**Exercise**
Would you please copy each line below that includes the string "Blomberg"?
※
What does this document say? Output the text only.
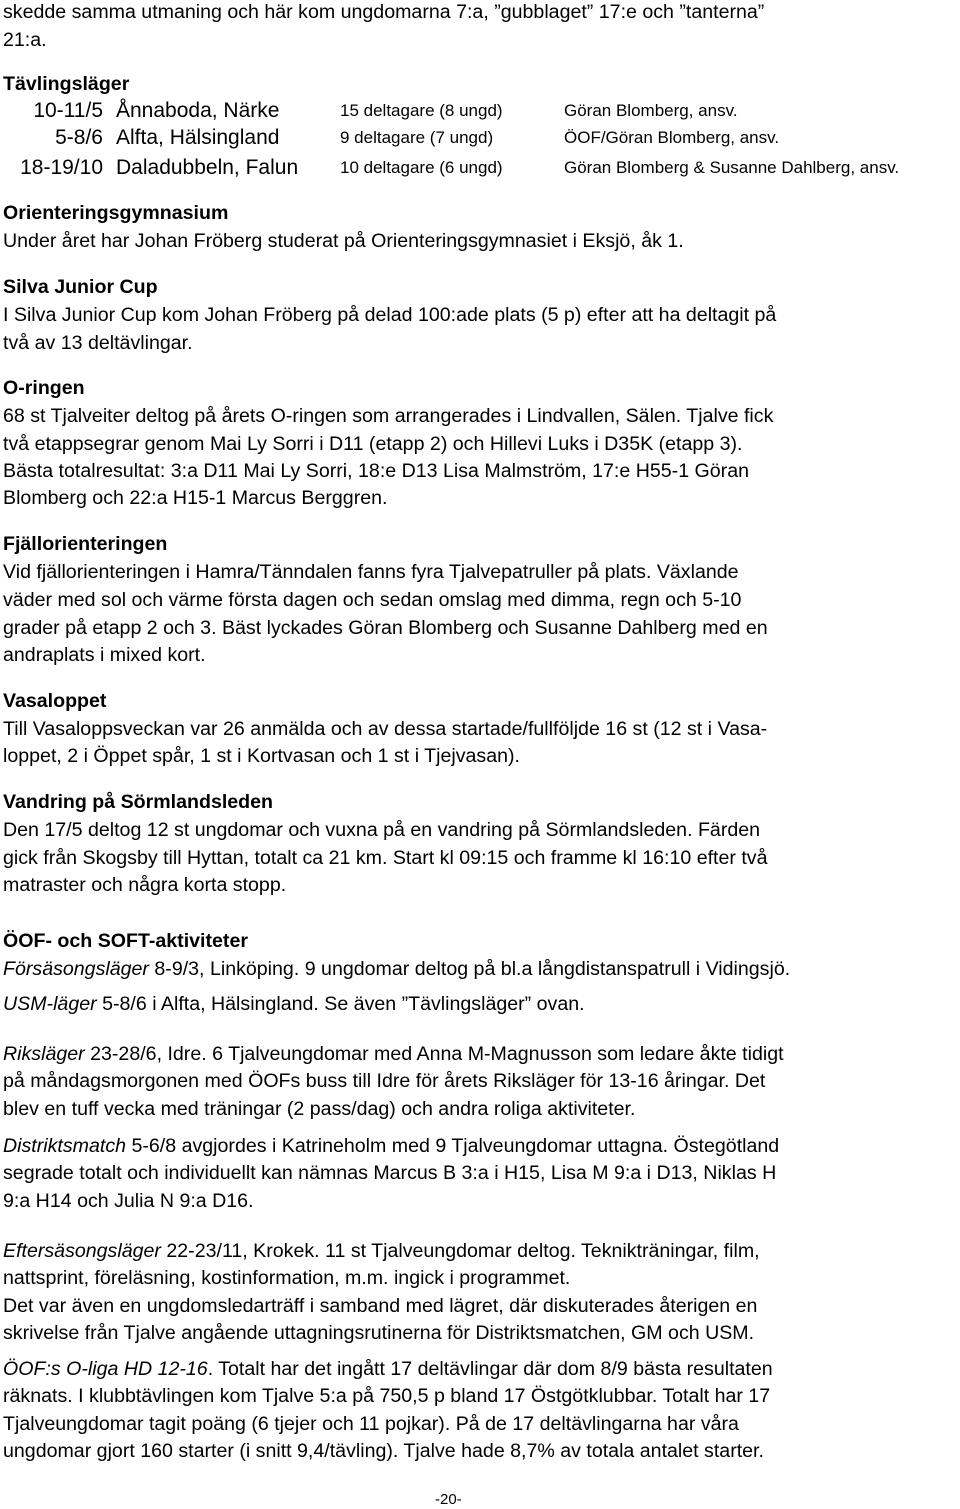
skedde samma utmaning och här kom ungdomarna 7:a, ”gubblaget” 17:e och ”tanterna”
21:a.
Tävlingsläger
10-11/5 Ånnaboda, Närke	15 deltagare (8 ungd)	Göran Blomberg, ansv.
5-8/6 Alfta, Hälsingland	9 deltagare (7 ungd)	ÖOF/Göran Blomberg, ansv.
18-19/10 Daladubbeln, Falun 10 deltagare (6 ungd)	Göran Blomberg & Susanne Dahlberg, ansv.
Orienteringsgymnasium
Under året har Johan Fröberg studerat på Orienteringsgymnasiet i Eksjö, åk 1.
Silva Junior Cup
I Silva Junior Cup kom Johan Fröberg på delad 100:ade plats (5 p) efter att ha deltagit på
två av 13 deltävlingar.
O-ringen
68 st Tjalveiter deltog på årets O-ringen som arrangerades i Lindvallen, Sälen. Tjalve fick
två etappsegrar genom Mai Ly Sorri i D11 (etapp 2) och Hillevi Luks i D35K (etapp 3).
Bästa totalresultat: 3:a D11 Mai Ly Sorri, 18:e D13 Lisa Malmström, 17:e H55-1 Göran
Blomberg och 22:a H15-1 Marcus Berggren.
Fjällorienteringen
Vid fjällorienteringen i Hamra/Tänndalen fanns fyra Tjalvepatruller på plats. Växlande
väder med sol och värme första dagen och sedan omslag med dimma, regn och 5-10
grader på etapp 2 och 3. Bäst lyckades Göran Blomberg och Susanne Dahlberg med en
andraplats i mixed kort.
Vasaloppet
Till Vasaloppsveckan var 26 anmälda och av dessa startade/fullföljde 16 st (12 st i Vasa-
loppet, 2 i Öppet spår, 1 st i Kortvasan och 1 st i Tjejvasan).
Vandring på Sörmlandsleden
Den 17/5 deltog 12 st ungdomar och vuxna på en vandring på Sörmlandsleden. Färden
gick från Skogsby till Hyttan, totalt ca 21 km. Start kl 09:15 och framme kl 16:10 efter två
matraster och några korta stopp.
ÖOF- och SOFT-aktiviteter
Försäsongsläger 8-9/3, Linköping. 9 ungdomar deltog på bl.a långdistanspatrull i Vidingsjö.
USM-läger 5-8/6 i Alfta, Hälsingland. Se även ”Tävlingsläger” ovan.
Riksläger 23-28/6, Idre. 6 Tjalveungdomar med Anna M-Magnusson som ledare åkte tidigt
på måndagsmorgonen med ÖOFs buss till Idre för årets Riksläger för 13-16 åringar. Det
blev en tuff vecka med träningar (2 pass/dag) och andra roliga aktiviteter.
Distriktsmatch 5-6/8 avgjordes i Katrineholm med 9 Tjalveungdomar uttagna. Östegötland
segrade totalt och individuellt kan nämnas Marcus B 3:a i H15, Lisa M 9:a i D13, Niklas H
9:a H14 och Julia N 9:a D16.
Eftersäsongsläger 22-23/11, Krokek. 11 st Tjalveungdomar deltog. Teknikträningar, film,
nattsprint, föreläsning, kostinformation, m.m. ingick i programmet.
Det var även en ungdomsledarträff i samband med lägret, där diskuterades återigen en
skrivelse från Tjalve angående uttagningsrutinerna för Distriktsmatchen, GM och USM.
ÖOF:s O-liga HD 12-16. Totalt har det ingått 17 deltävlingar där dom 8/9 bästa resultaten
räknats. I klubbtävlingen kom Tjalve 5:a på 750,5 p bland 17 Östgötklubbar. Totalt har 17
Tjalveungdomar tagit poäng (6 tjejer och 11 pojkar). På de 17 deltävlingarna har våra
ungdomar gjort 160 starter (i snitt 9,4/tävling). Tjalve hade 8,7% av totala antalet starter.
-20-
※
**Answer to the exercise**
10-11/5 Ånnaboda, Närke	15 deltagare (8 ungd)	Göran Blomberg, ansv.
5-8/6 Alfta, Hälsingland	9 deltagare (7 ungd)	ÖOF/Göran Blomberg, ansv.
18-19/10 Daladubbeln, Falun 10 deltagare (6 ungd)	Göran Blomberg & Susanne Dahlberg, ansv.
Blomberg och 22:a H15-1 Marcus Berggren.
grader på etapp 2 och 3. Bäst lyckades Göran Blomberg och Susanne Dahlberg med en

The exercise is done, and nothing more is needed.